» **Challenge**
Locate each line in the records containing "pill". Copy it.
[Begin Extracted material]
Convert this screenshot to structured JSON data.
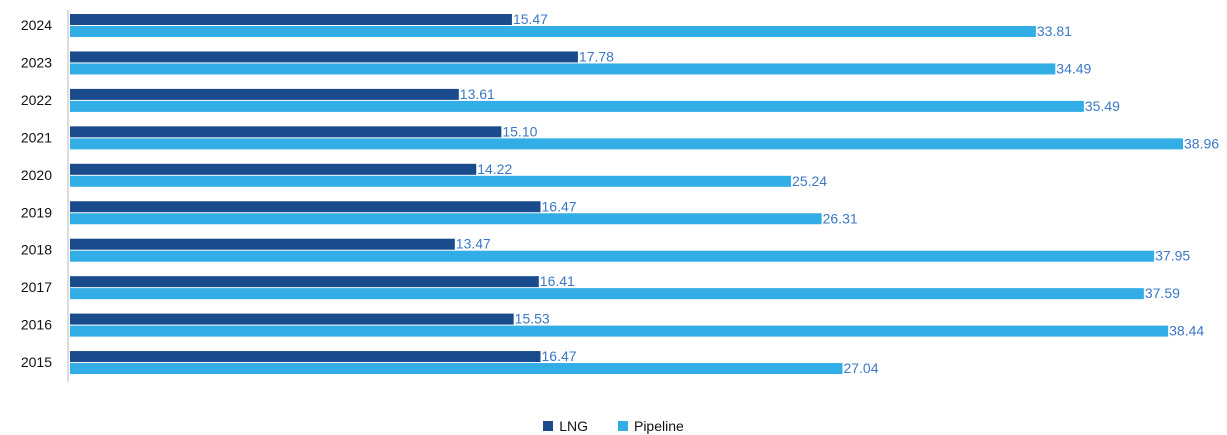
{
  "chart_data": {
    "type": "bar",
    "orientation": "horizontal",
    "categories": [
      "2024",
      "2023",
      "2022",
      "2021",
      "2020",
      "2019",
      "2018",
      "2017",
      "2016",
      "2015"
    ],
    "series": [
      {
        "name": "LNG",
        "color": "#1a4b8c",
        "values": [
          15.47,
          17.78,
          13.61,
          15.1,
          14.22,
          16.47,
          13.47,
          16.41,
          15.53,
          16.47
        ],
        "labels": [
          "15.47",
          "17.78",
          "13.61",
          "15.10",
          "14.22",
          "16.47",
          "13.47",
          "16.41",
          "15.53",
          "16.47"
        ]
      },
      {
        "name": "Pipeline",
        "color": "#33ade6",
        "values": [
          33.81,
          34.49,
          35.49,
          38.96,
          25.24,
          26.31,
          37.95,
          37.59,
          38.44,
          27.04
        ],
        "labels": [
          "33.81",
          "34.49",
          "35.49",
          "38.96",
          "25.24",
          "26.31",
          "37.95",
          "37.59",
          "38.44",
          "27.04"
        ]
      }
    ],
    "xlim": [
      0,
      38.96
    ],
    "legend_position": "bottom-center",
    "grid": false,
    "data_label_color": "#3b78c4"
  }
}
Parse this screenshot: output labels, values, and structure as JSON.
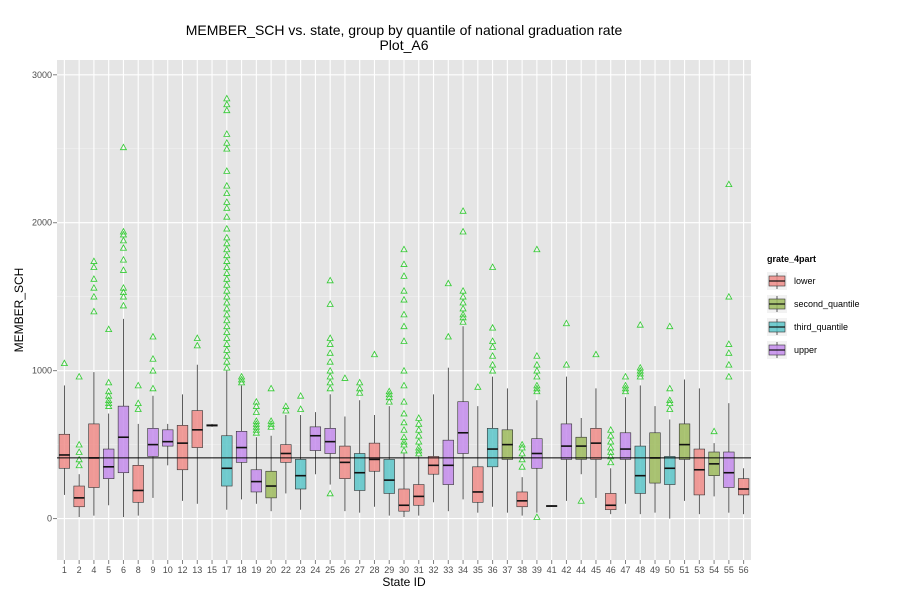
{
  "chart_data": {
    "type": "box",
    "title": "MEMBER_SCH vs. state, group by quantile of national graduation rate",
    "subtitle": "Plot_A6",
    "xlabel": "State ID",
    "ylabel": "MEMBER_SCH",
    "ylim": [
      -280,
      3100
    ],
    "y_ticks": [
      0,
      1000,
      2000,
      3000
    ],
    "reference_line_y": 410,
    "grid": true,
    "legend": {
      "title": "grate_4part",
      "position": "right",
      "entries": [
        {
          "name": "lower",
          "color": "#F08C88"
        },
        {
          "name": "second_quantile",
          "color": "#9DBB5D"
        },
        {
          "name": "third_quantile",
          "color": "#5CC6C9"
        },
        {
          "name": "upper",
          "color": "#C48CEC"
        }
      ]
    },
    "outlier_color": "#33CC33",
    "categories": [
      "1",
      "2",
      "4",
      "5",
      "6",
      "8",
      "9",
      "10",
      "12",
      "13",
      "15",
      "17",
      "18",
      "19",
      "20",
      "22",
      "23",
      "24",
      "25",
      "26",
      "27",
      "28",
      "29",
      "30",
      "31",
      "32",
      "33",
      "34",
      "35",
      "36",
      "37",
      "38",
      "39",
      "41",
      "42",
      "44",
      "45",
      "46",
      "47",
      "48",
      "49",
      "50",
      "51",
      "53",
      "54",
      "55",
      "56"
    ],
    "boxes": [
      {
        "state": "1",
        "group": "lower",
        "min": 160,
        "q1": 340,
        "median": 430,
        "q3": 570,
        "max": 900,
        "outliers": [
          1050
        ]
      },
      {
        "state": "2",
        "group": "lower",
        "min": 10,
        "q1": 80,
        "median": 140,
        "q3": 220,
        "max": 300,
        "outliers": [
          360,
          400,
          450,
          500,
          960
        ]
      },
      {
        "state": "4",
        "group": "lower",
        "min": 20,
        "q1": 210,
        "median": 410,
        "q3": 640,
        "max": 990,
        "outliers": [
          1400,
          1500,
          1560,
          1620,
          1700,
          1740
        ]
      },
      {
        "state": "5",
        "group": "upper",
        "min": 90,
        "q1": 270,
        "median": 350,
        "q3": 470,
        "max": 710,
        "outliers": [
          760,
          780,
          800,
          830,
          860,
          920,
          1280
        ]
      },
      {
        "state": "6",
        "group": "upper",
        "min": 10,
        "q1": 310,
        "median": 550,
        "q3": 760,
        "max": 1350,
        "outliers": [
          1440,
          1500,
          1530,
          1560,
          1680,
          1750,
          1830,
          1880,
          1920,
          1940,
          2510
        ]
      },
      {
        "state": "8",
        "group": "lower",
        "min": 20,
        "q1": 110,
        "median": 190,
        "q3": 360,
        "max": 640,
        "outliers": [
          740,
          780,
          900
        ]
      },
      {
        "state": "9",
        "group": "upper",
        "min": 140,
        "q1": 420,
        "median": 500,
        "q3": 610,
        "max": 830,
        "outliers": [
          880,
          1000,
          1080,
          1230
        ]
      },
      {
        "state": "10",
        "group": "upper",
        "min": 360,
        "q1": 490,
        "median": 520,
        "q3": 600,
        "max": 640,
        "outliers": []
      },
      {
        "state": "12",
        "group": "lower",
        "min": 120,
        "q1": 330,
        "median": 510,
        "q3": 630,
        "max": 840,
        "outliers": []
      },
      {
        "state": "13",
        "group": "lower",
        "min": 100,
        "q1": 480,
        "median": 600,
        "q3": 730,
        "max": 1040,
        "outliers": [
          1170,
          1220
        ]
      },
      {
        "state": "15",
        "group": "lower",
        "min": 620,
        "q1": 625,
        "median": 630,
        "q3": 635,
        "max": 640,
        "outliers": []
      },
      {
        "state": "17",
        "group": "third_quantile",
        "min": 60,
        "q1": 220,
        "median": 340,
        "q3": 560,
        "max": 1000,
        "outliers": [
          1020,
          1060,
          1100,
          1140,
          1180,
          1220,
          1260,
          1300,
          1340,
          1380,
          1420,
          1460,
          1500,
          1540,
          1580,
          1620,
          1660,
          1700,
          1740,
          1780,
          1820,
          1860,
          1900,
          1960,
          2040,
          2100,
          2140,
          2200,
          2250,
          2350,
          2500,
          2540,
          2600,
          2760,
          2800,
          2840
        ]
      },
      {
        "state": "18",
        "group": "upper",
        "min": 130,
        "q1": 380,
        "median": 480,
        "q3": 590,
        "max": 900,
        "outliers": [
          920,
          940,
          960
        ]
      },
      {
        "state": "19",
        "group": "upper",
        "min": 100,
        "q1": 180,
        "median": 250,
        "q3": 330,
        "max": 550,
        "outliers": [
          580,
          600,
          620,
          640,
          660,
          720,
          760,
          790
        ]
      },
      {
        "state": "20",
        "group": "second_quantile",
        "min": 50,
        "q1": 140,
        "median": 220,
        "q3": 320,
        "max": 560,
        "outliers": [
          620,
          640,
          660,
          880
        ]
      },
      {
        "state": "22",
        "group": "lower",
        "min": 170,
        "q1": 380,
        "median": 440,
        "q3": 500,
        "max": 700,
        "outliers": [
          730,
          760
        ]
      },
      {
        "state": "23",
        "group": "third_quantile",
        "min": 60,
        "q1": 200,
        "median": 290,
        "q3": 400,
        "max": 700,
        "outliers": [
          740,
          830
        ]
      },
      {
        "state": "24",
        "group": "upper",
        "min": 300,
        "q1": 460,
        "median": 560,
        "q3": 620,
        "max": 720,
        "outliers": []
      },
      {
        "state": "25",
        "group": "upper",
        "min": 230,
        "q1": 440,
        "median": 520,
        "q3": 610,
        "max": 840,
        "outliers": [
          170,
          880,
          920,
          960,
          1000,
          1060,
          1120,
          1180,
          1220,
          1450,
          1610
        ]
      },
      {
        "state": "26",
        "group": "lower",
        "min": 50,
        "q1": 270,
        "median": 380,
        "q3": 490,
        "max": 690,
        "outliers": [
          950
        ]
      },
      {
        "state": "27",
        "group": "third_quantile",
        "min": 40,
        "q1": 190,
        "median": 310,
        "q3": 440,
        "max": 800,
        "outliers": [
          850,
          880,
          920
        ]
      },
      {
        "state": "28",
        "group": "lower",
        "min": 80,
        "q1": 320,
        "median": 400,
        "q3": 510,
        "max": 700,
        "outliers": [
          1110
        ]
      },
      {
        "state": "29",
        "group": "third_quantile",
        "min": 20,
        "q1": 170,
        "median": 260,
        "q3": 400,
        "max": 760,
        "outliers": [
          790,
          820,
          840,
          860
        ]
      },
      {
        "state": "30",
        "group": "lower",
        "min": 10,
        "q1": 50,
        "median": 90,
        "q3": 200,
        "max": 440,
        "outliers": [
          460,
          500,
          520,
          550,
          600,
          650,
          710,
          790,
          900,
          1000,
          1200,
          1300,
          1380,
          1480,
          1540,
          1640,
          1720,
          1820
        ]
      },
      {
        "state": "31",
        "group": "lower",
        "min": 20,
        "q1": 90,
        "median": 150,
        "q3": 230,
        "max": 420,
        "outliers": [
          440,
          460,
          480,
          520,
          560,
          600,
          640,
          680
        ]
      },
      {
        "state": "32",
        "group": "lower",
        "min": 110,
        "q1": 300,
        "median": 360,
        "q3": 420,
        "max": 840,
        "outliers": []
      },
      {
        "state": "33",
        "group": "upper",
        "min": 50,
        "q1": 230,
        "median": 360,
        "q3": 530,
        "max": 1020,
        "outliers": [
          1230,
          1590
        ]
      },
      {
        "state": "34",
        "group": "upper",
        "min": 130,
        "q1": 440,
        "median": 580,
        "q3": 790,
        "max": 1300,
        "outliers": [
          1330,
          1360,
          1380,
          1420,
          1460,
          1500,
          1540,
          1940,
          2080
        ]
      },
      {
        "state": "35",
        "group": "lower",
        "min": 40,
        "q1": 110,
        "median": 180,
        "q3": 350,
        "max": 760,
        "outliers": [
          890
        ]
      },
      {
        "state": "36",
        "group": "third_quantile",
        "min": 80,
        "q1": 350,
        "median": 470,
        "q3": 610,
        "max": 960,
        "outliers": [
          1000,
          1040,
          1100,
          1160,
          1200,
          1290,
          1700
        ]
      },
      {
        "state": "37",
        "group": "second_quantile",
        "min": 40,
        "q1": 400,
        "median": 500,
        "q3": 600,
        "max": 880,
        "outliers": []
      },
      {
        "state": "38",
        "group": "lower",
        "min": 20,
        "q1": 80,
        "median": 120,
        "q3": 180,
        "max": 280,
        "outliers": [
          350,
          400,
          440,
          480,
          500
        ]
      },
      {
        "state": "39",
        "group": "upper",
        "min": 40,
        "q1": 340,
        "median": 440,
        "q3": 540,
        "max": 800,
        "outliers": [
          10,
          860,
          880,
          900,
          960,
          1000,
          1040,
          1100,
          1820
        ]
      },
      {
        "state": "41",
        "group": "lower",
        "min": 80,
        "q1": 82,
        "median": 85,
        "q3": 88,
        "max": 90,
        "outliers": []
      },
      {
        "state": "42",
        "group": "upper",
        "min": 120,
        "q1": 400,
        "median": 490,
        "q3": 640,
        "max": 960,
        "outliers": [
          1040,
          1320
        ]
      },
      {
        "state": "44",
        "group": "second_quantile",
        "min": 300,
        "q1": 400,
        "median": 490,
        "q3": 550,
        "max": 680,
        "outliers": [
          120
        ]
      },
      {
        "state": "45",
        "group": "lower",
        "min": 140,
        "q1": 400,
        "median": 510,
        "q3": 610,
        "max": 880,
        "outliers": [
          1110
        ]
      },
      {
        "state": "46",
        "group": "lower",
        "min": 30,
        "q1": 60,
        "median": 90,
        "q3": 170,
        "max": 340,
        "outliers": [
          380,
          420,
          450,
          480,
          520,
          560,
          600
        ]
      },
      {
        "state": "47",
        "group": "upper",
        "min": 100,
        "q1": 400,
        "median": 470,
        "q3": 580,
        "max": 820,
        "outliers": [
          860,
          880,
          900,
          960
        ]
      },
      {
        "state": "48",
        "group": "third_quantile",
        "min": 30,
        "q1": 170,
        "median": 290,
        "q3": 490,
        "max": 900,
        "outliers": [
          960,
          980,
          1000,
          1020,
          1310
        ]
      },
      {
        "state": "49",
        "group": "second_quantile",
        "min": 40,
        "q1": 240,
        "median": 410,
        "q3": 580,
        "max": 760,
        "outliers": []
      },
      {
        "state": "50",
        "group": "third_quantile",
        "min": 0,
        "q1": 230,
        "median": 340,
        "q3": 420,
        "max": 670,
        "outliers": [
          740,
          780,
          800,
          880,
          1300
        ]
      },
      {
        "state": "51",
        "group": "second_quantile",
        "min": 120,
        "q1": 400,
        "median": 500,
        "q3": 640,
        "max": 940,
        "outliers": []
      },
      {
        "state": "53",
        "group": "lower",
        "min": 30,
        "q1": 160,
        "median": 330,
        "q3": 470,
        "max": 880,
        "outliers": []
      },
      {
        "state": "54",
        "group": "second_quantile",
        "min": 150,
        "q1": 290,
        "median": 370,
        "q3": 450,
        "max": 510,
        "outliers": [
          590
        ]
      },
      {
        "state": "55",
        "group": "upper",
        "min": 40,
        "q1": 210,
        "median": 310,
        "q3": 450,
        "max": 780,
        "outliers": [
          960,
          1040,
          1120,
          1180,
          1500,
          2260
        ]
      },
      {
        "state": "56",
        "group": "lower",
        "min": 30,
        "q1": 160,
        "median": 200,
        "q3": 270,
        "max": 340,
        "outliers": []
      }
    ]
  }
}
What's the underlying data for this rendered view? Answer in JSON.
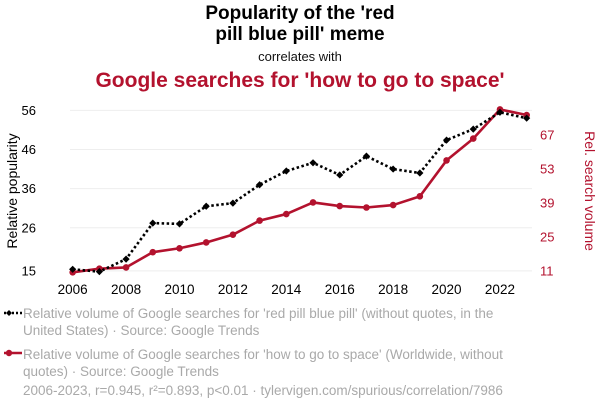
{
  "header": {
    "title_line1": "Popularity of the 'red",
    "title_line2": "pill blue pill' meme",
    "subtitle": "correlates with",
    "title2": "Google searches for 'how to go to space'"
  },
  "colors": {
    "series1": "#000000",
    "series2": "#b3122e",
    "grid": "#eeeeee",
    "legend_text": "#a9a9a9"
  },
  "chart_data": {
    "type": "line",
    "x": [
      2006,
      2007,
      2008,
      2009,
      2010,
      2011,
      2012,
      2013,
      2014,
      2015,
      2016,
      2017,
      2018,
      2019,
      2020,
      2021,
      2022,
      2023
    ],
    "x_ticks": [
      "2006",
      "2008",
      "2010",
      "2012",
      "2014",
      "2016",
      "2018",
      "2020",
      "2022"
    ],
    "x_tick_values": [
      2006,
      2008,
      2010,
      2012,
      2014,
      2016,
      2018,
      2020,
      2022
    ],
    "xlim": [
      2005.9,
      2023.2
    ],
    "series": [
      {
        "name": "Relative volume of Google searches for 'red pill blue pill' (without quotes, in the United States) · Source: Google Trends",
        "axis": "left",
        "style": "dotted-diamond",
        "values": [
          15.4,
          14.8,
          18,
          27.2,
          27,
          31.5,
          32.3,
          37,
          40.5,
          42.6,
          39.5,
          44.3,
          41,
          40,
          48.4,
          51.2,
          55.5,
          54
        ]
      },
      {
        "name": "Relative volume of Google searches for 'how to go to space' (Worldwide, without quotes) · Source: Google Trends",
        "axis": "right",
        "style": "solid-circle",
        "values": [
          10.5,
          12,
          12.5,
          18.8,
          20.4,
          22.8,
          26,
          31.8,
          34.5,
          39.3,
          37.8,
          37.2,
          38.2,
          41.8,
          56.6,
          65.6,
          77.6,
          75.3
        ]
      }
    ],
    "y_left": {
      "label": "Relative popularity",
      "ticks": [
        15,
        26,
        36,
        46,
        56
      ],
      "ylim": [
        14.2,
        56.6
      ]
    },
    "y_right": {
      "label": "Rel. search volume",
      "ticks": [
        11,
        25,
        39,
        53,
        67
      ],
      "ylim": [
        9.8,
        78.2
      ]
    },
    "legend_placement": "bottom"
  },
  "legend": {
    "item1": "Relative volume of Google searches for 'red pill blue pill' (without quotes, in the United States) · Source: Google Trends",
    "item2": "Relative volume of Google searches for 'how to go to space' (Worldwide, without quotes) · Source: Google Trends"
  },
  "footer": "2006-2023, r=0.945, r²=0.893, p<0.01 · tylervigen.com/spurious/correlation/7986"
}
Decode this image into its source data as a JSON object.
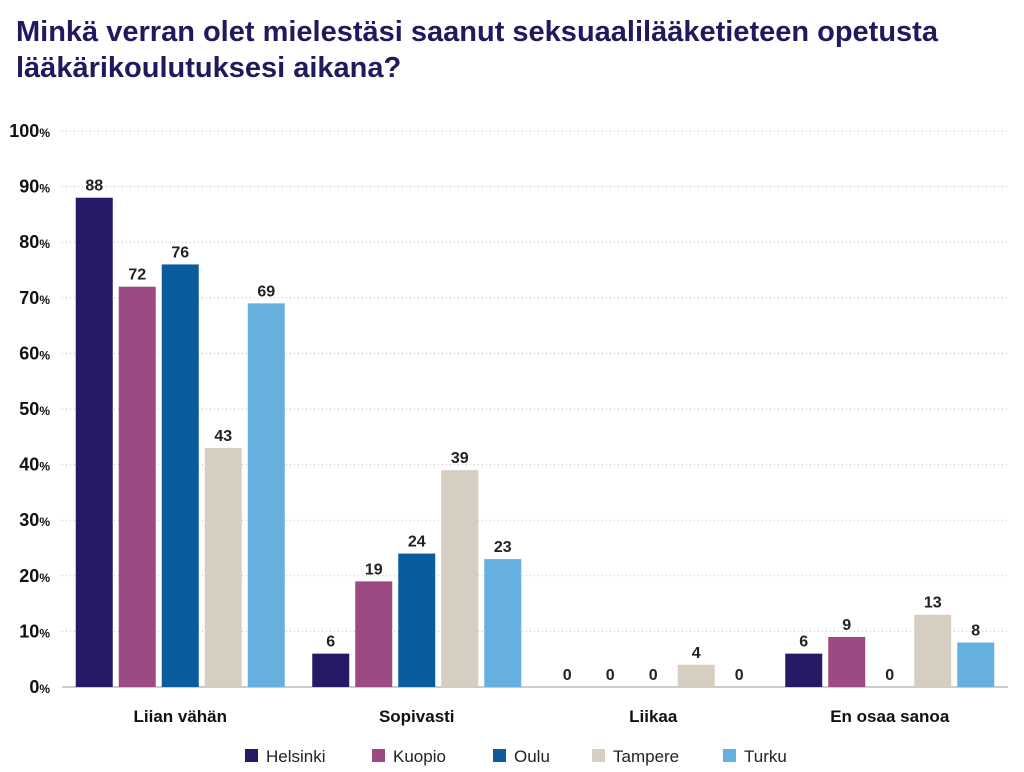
{
  "chart_data": {
    "type": "bar",
    "title": "Minkä verran olet mielestäsi saanut seksuaalilääketieteen opetusta lääkärikoulutuksesi aikana?",
    "categories": [
      "Liian vähän",
      "Sopivasti",
      "Liikaa",
      "En osaa sanoa"
    ],
    "series": [
      {
        "name": "Helsinki",
        "color": "#241a66",
        "values": [
          88,
          6,
          0,
          6
        ]
      },
      {
        "name": "Kuopio",
        "color": "#9b4a82",
        "values": [
          72,
          19,
          0,
          9
        ]
      },
      {
        "name": "Oulu",
        "color": "#0a5c9e",
        "values": [
          76,
          24,
          0,
          0
        ]
      },
      {
        "name": "Tampere",
        "color": "#d6cfc1",
        "values": [
          43,
          39,
          4,
          13
        ]
      },
      {
        "name": "Turku",
        "color": "#66b0e0",
        "values": [
          69,
          23,
          0,
          8
        ]
      }
    ],
    "yticks": [
      0,
      10,
      20,
      30,
      40,
      50,
      60,
      70,
      80,
      90,
      100
    ],
    "ytick_suffix": "%",
    "ylim": [
      0,
      100
    ],
    "grid": true,
    "legend_position": "bottom"
  }
}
[End Extracted material]
» **Result below**
    "title_line2": "pill blue pill' meme",
        "name": "Relative volume of Google searches for 'red pill blue pill' (without quotes, in the United States) · Source: Google Trends",
    "item1": "Relative volume of Google searches for 'red pill blue pill' (without quotes, in the United States) · Source: Google Trends",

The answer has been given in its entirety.